* [WORK TO BE COMPLETED]
Retype the material that follows, keeping every word as it is.

START EXTRACTED DATA

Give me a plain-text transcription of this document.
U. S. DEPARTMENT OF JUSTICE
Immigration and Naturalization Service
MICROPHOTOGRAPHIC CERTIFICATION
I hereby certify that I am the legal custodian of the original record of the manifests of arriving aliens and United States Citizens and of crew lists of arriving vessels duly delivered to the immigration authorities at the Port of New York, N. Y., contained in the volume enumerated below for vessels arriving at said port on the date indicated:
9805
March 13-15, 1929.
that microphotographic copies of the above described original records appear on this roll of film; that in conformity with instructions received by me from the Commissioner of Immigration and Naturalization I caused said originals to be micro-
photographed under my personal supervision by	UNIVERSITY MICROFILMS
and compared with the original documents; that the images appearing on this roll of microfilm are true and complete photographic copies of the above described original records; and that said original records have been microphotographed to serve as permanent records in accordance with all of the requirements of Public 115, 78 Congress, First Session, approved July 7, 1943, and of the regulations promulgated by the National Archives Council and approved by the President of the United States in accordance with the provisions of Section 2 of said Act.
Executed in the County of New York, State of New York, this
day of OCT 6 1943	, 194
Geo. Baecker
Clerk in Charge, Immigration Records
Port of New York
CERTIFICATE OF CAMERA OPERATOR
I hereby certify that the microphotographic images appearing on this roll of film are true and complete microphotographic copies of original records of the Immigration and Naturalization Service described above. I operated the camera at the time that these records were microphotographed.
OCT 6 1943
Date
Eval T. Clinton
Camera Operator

END EXTRACTED DATA

* [COMPLETE ANSWER]
Give me a plain-text transcription of this document.
U. S. DEPARTMENT OF JUSTICE
Immigration and Naturalization Service
MICROPHOTOGRAPHIC CERTIFICATION
I hereby certify that I am the legal custodian of the original record of the manifests of arriving aliens and United States Citizens and of crew lists of arriving vessels duly delivered to the immigration authorities at the Port of New York, N. Y., contained in the volume enumerated below for vessels arriving at said port on the date indicated:
9805
March 13-15, 1929.
that microphotographic copies of the above described original records appear on this roll of film; that in conformity with instructions received by me from the Commissioner of Immigration and Naturalization I caused said originals to be micro-
photographed under my personal supervision by	UNIVERSITY MICROFILMS
and compared with the original documents; that the images appearing on this roll of microfilm are true and complete photographic copies of the above described original records; and that said original records have been microphotographed to serve as permanent records in accordance with all of the requirements of Public 115, 78 Congress, First Session, approved July 7, 1943, and of the regulations promulgated by the National Archives Council and approved by the President of the United States in accordance with the provisions of Section 2 of said Act.
Executed in the County of New York, State of New York, this
day of OCT 6 1943	, 194
Geo. Baecker
Clerk in Charge, Immigration Records
Port of New York
CERTIFICATE OF CAMERA OPERATOR
I hereby certify that the microphotographic images appearing on this roll of film are true and complete microphotographic copies of original records of the Immigration and Naturalization Service described above. I operated the camera at the time that these records were microphotographed.
OCT 6 1943
Date
Eval T. Clinton
Camera Operator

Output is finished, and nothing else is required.